PROBLEM STATEMENT - Repeat each line exactly as it is written.
● ● ● ●
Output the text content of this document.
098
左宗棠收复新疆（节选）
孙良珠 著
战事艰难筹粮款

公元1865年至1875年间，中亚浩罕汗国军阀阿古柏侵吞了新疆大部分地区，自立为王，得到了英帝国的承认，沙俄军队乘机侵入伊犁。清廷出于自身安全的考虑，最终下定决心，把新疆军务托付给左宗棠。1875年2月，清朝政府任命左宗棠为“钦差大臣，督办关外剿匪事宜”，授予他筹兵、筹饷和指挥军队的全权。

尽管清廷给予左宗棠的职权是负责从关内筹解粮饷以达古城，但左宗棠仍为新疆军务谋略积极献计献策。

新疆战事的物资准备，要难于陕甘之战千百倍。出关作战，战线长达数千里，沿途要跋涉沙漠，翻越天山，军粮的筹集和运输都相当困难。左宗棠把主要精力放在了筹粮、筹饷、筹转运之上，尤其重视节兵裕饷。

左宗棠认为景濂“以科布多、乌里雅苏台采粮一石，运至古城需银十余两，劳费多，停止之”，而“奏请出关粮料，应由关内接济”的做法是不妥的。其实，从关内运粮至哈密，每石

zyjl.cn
● ● ● ●
ANSWER TO THE EXERCISE -
Output the text content of this document.
098
左宗棠收复新疆（节选）
孙良珠 著
战事艰难筹粮款

公元1865年至1875年间，中亚浩罕汗国军阀阿古柏侵吞了新疆大部分地区，自立为王，得到了英帝国的承认，沙俄军队乘机侵入伊犁。清廷出于自身安全的考虑，最终下定决心，把新疆军务托付给左宗棠。1875年2月，清朝政府任命左宗棠为“钦差大臣，督办关外剿匪事宜”，授予他筹兵、筹饷和指挥军队的全权。

尽管清廷给予左宗棠的职权是负责从关内筹解粮饷以达古城，但左宗棠仍为新疆军务谋略积极献计献策。

新疆战事的物资准备，要难于陕甘之战千百倍。出关作战，战线长达数千里，沿途要跋涉沙漠，翻越天山，军粮的筹集和运输都相当困难。左宗棠把主要精力放在了筹粮、筹饷、筹转运之上，尤其重视节兵裕饷。

左宗棠认为景濂“以科布多、乌里雅苏台采粮一石，运至古城需银十余两，劳费多，停止之”，而“奏请出关粮料，应由关内接济”的做法是不妥的。其实，从关内运粮至哈密，每石

zyjl.cn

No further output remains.